| The request |
Search the records that follow and extract every line containing the string "Daily".
╭─ Given information
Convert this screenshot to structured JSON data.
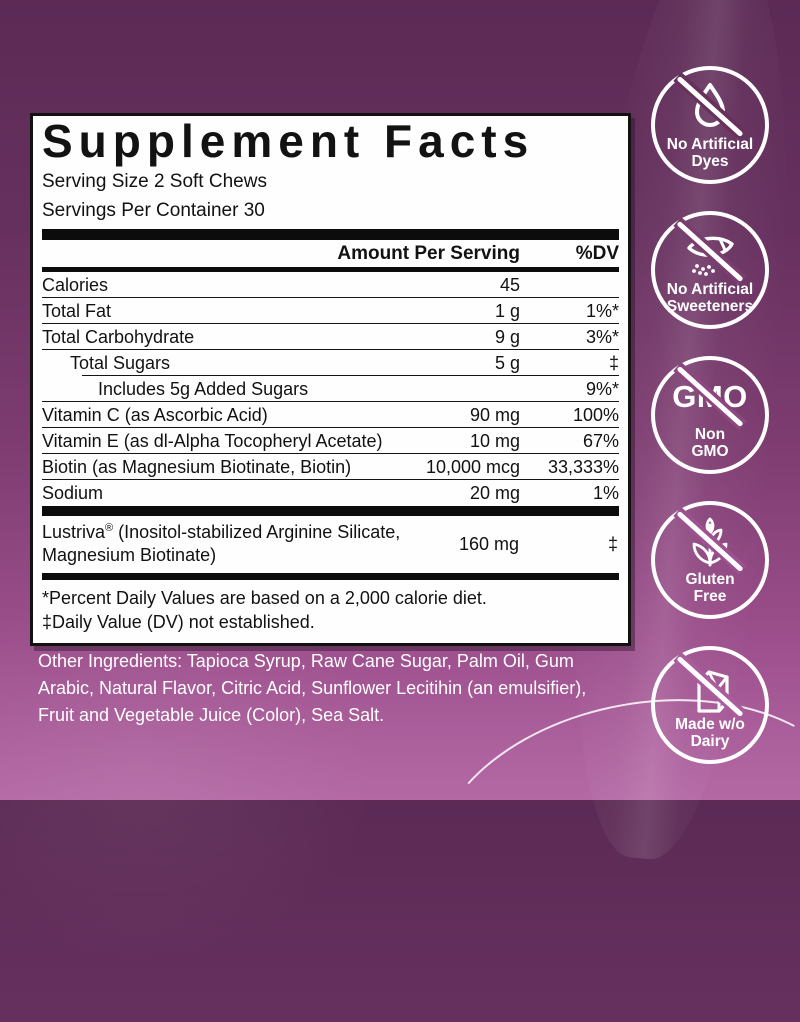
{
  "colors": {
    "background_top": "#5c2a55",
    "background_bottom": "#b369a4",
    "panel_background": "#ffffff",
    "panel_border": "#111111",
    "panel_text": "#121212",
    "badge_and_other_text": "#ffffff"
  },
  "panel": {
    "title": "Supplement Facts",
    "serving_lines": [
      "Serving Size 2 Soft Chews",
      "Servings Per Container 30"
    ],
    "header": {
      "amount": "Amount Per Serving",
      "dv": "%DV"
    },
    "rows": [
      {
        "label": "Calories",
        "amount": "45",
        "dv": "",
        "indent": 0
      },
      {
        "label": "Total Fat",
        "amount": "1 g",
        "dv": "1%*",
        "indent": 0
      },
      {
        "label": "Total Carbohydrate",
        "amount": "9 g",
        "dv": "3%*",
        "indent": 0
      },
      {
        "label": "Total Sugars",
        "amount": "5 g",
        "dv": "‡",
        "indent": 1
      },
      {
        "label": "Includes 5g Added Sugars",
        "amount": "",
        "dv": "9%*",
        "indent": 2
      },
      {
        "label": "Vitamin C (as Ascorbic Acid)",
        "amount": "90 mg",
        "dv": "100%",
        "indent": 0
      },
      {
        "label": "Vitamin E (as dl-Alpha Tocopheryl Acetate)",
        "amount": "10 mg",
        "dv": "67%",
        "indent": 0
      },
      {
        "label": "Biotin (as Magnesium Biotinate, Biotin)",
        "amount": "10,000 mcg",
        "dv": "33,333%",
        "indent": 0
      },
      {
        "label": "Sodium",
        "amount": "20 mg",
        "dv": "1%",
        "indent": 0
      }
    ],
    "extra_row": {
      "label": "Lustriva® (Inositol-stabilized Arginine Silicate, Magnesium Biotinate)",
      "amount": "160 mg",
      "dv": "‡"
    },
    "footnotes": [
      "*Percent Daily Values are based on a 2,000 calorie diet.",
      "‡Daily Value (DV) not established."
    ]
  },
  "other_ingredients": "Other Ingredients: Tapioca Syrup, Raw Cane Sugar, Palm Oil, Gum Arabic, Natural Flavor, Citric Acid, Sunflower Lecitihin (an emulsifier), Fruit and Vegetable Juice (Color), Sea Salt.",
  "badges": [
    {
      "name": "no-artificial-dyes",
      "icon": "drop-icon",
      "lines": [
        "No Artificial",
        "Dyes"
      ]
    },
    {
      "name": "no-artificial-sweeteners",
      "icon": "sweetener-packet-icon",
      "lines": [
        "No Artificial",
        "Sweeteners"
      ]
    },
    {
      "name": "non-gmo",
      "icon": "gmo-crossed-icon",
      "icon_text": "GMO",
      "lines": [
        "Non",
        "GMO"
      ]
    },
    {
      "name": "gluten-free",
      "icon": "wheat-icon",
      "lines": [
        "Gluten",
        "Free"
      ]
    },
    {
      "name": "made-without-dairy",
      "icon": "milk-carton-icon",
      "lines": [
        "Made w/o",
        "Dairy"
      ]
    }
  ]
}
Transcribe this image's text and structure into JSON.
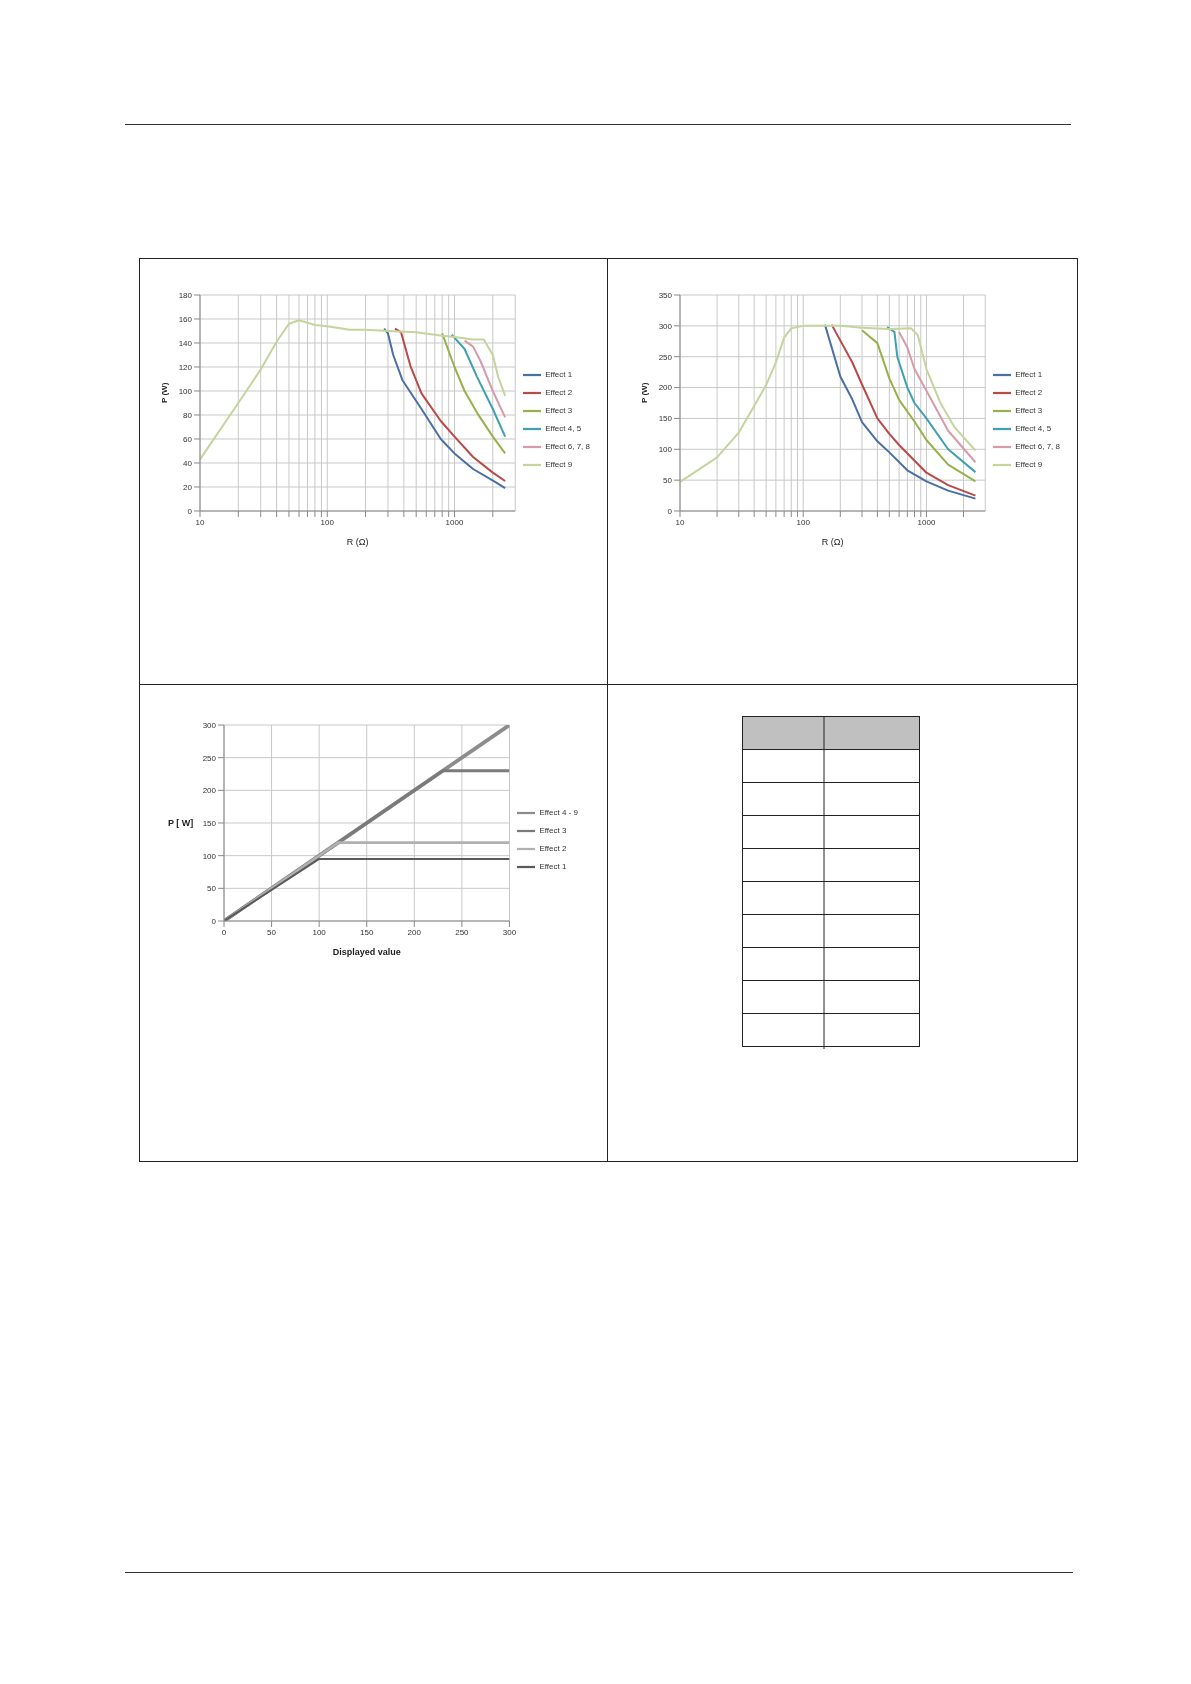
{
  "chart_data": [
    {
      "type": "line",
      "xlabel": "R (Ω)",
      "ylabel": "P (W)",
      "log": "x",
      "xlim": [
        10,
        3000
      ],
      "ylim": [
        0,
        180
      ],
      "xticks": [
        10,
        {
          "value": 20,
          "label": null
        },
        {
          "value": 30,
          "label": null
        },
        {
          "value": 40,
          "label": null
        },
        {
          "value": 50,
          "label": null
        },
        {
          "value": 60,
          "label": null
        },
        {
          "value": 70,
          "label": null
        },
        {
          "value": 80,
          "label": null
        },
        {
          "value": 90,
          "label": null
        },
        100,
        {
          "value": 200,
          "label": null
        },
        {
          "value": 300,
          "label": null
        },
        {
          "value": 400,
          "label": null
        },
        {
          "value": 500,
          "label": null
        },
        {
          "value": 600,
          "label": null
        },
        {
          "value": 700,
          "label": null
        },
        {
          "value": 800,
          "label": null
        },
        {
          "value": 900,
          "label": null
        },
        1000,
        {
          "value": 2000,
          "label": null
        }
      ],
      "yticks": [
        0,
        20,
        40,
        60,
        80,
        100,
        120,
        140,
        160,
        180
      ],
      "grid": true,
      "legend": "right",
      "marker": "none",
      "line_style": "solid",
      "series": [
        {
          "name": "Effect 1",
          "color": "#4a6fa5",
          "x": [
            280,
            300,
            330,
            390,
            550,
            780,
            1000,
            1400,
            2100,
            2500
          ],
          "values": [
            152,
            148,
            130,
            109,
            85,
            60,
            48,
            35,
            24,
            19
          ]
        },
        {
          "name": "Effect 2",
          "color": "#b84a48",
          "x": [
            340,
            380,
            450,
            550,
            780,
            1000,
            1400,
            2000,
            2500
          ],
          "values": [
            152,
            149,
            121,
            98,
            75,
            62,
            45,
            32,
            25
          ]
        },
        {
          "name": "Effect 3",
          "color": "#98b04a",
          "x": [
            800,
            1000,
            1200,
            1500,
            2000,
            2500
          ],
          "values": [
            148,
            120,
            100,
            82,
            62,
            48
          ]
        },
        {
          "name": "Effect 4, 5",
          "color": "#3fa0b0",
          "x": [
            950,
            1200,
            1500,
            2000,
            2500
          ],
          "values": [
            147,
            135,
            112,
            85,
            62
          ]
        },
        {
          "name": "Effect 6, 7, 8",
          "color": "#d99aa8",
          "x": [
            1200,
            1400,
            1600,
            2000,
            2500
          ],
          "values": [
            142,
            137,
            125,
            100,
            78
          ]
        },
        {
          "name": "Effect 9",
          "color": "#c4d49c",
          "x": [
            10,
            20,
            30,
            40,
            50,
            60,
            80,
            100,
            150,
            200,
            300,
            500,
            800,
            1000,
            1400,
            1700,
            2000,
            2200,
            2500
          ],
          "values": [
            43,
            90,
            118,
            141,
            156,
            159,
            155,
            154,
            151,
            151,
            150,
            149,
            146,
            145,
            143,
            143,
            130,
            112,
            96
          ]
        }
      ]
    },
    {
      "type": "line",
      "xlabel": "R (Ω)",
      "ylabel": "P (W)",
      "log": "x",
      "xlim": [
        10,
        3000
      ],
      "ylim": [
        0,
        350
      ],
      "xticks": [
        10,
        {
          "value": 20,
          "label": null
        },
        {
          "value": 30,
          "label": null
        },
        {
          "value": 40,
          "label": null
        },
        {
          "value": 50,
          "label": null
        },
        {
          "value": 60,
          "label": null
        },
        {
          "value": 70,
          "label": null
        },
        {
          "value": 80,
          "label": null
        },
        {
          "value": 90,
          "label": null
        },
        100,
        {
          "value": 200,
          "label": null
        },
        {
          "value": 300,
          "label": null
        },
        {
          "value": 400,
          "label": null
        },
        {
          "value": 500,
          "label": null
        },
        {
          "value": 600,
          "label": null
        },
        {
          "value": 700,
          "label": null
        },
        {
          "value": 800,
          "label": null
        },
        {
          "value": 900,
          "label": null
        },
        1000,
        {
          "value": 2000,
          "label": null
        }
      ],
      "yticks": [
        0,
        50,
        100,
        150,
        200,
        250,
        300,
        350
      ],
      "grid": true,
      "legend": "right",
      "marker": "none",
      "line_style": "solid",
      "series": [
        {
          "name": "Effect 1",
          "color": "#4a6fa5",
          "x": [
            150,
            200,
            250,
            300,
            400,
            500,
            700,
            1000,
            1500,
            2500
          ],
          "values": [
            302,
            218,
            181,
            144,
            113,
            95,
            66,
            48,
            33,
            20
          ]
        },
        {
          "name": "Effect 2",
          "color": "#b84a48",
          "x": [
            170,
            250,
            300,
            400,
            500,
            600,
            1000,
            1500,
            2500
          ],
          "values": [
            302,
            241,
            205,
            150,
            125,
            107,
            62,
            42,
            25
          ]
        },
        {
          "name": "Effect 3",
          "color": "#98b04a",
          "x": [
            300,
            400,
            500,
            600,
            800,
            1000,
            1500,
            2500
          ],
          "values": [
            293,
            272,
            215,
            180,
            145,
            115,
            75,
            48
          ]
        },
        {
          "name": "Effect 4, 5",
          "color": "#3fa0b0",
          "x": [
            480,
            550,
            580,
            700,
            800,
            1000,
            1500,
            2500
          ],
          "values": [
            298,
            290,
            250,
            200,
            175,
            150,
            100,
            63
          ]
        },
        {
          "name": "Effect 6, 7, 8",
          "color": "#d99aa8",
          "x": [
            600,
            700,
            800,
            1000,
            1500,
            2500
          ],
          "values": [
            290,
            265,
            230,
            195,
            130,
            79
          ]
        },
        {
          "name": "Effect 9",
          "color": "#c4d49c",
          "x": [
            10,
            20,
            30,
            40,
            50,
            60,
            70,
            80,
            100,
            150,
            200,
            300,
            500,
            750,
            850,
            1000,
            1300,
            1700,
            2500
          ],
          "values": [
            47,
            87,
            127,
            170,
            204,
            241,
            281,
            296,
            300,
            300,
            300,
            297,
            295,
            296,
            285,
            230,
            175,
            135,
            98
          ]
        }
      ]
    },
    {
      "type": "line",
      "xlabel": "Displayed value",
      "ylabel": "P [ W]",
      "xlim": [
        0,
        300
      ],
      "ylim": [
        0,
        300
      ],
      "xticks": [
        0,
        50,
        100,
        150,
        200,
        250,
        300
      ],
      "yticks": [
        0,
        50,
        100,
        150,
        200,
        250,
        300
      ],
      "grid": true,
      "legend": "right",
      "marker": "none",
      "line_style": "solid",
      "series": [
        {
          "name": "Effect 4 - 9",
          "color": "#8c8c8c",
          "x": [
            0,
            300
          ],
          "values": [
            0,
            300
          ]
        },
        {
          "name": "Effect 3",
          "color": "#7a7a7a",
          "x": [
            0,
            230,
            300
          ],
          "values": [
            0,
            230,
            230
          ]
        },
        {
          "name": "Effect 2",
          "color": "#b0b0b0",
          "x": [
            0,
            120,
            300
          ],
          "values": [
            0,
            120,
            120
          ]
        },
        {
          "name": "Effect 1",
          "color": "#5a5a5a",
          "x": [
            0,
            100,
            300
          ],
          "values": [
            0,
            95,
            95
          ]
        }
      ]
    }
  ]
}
╰─
| Task response |
      "*Percent Daily Values are based on a 2,000 calorie diet.",
      "‡Daily Value (DV) not established."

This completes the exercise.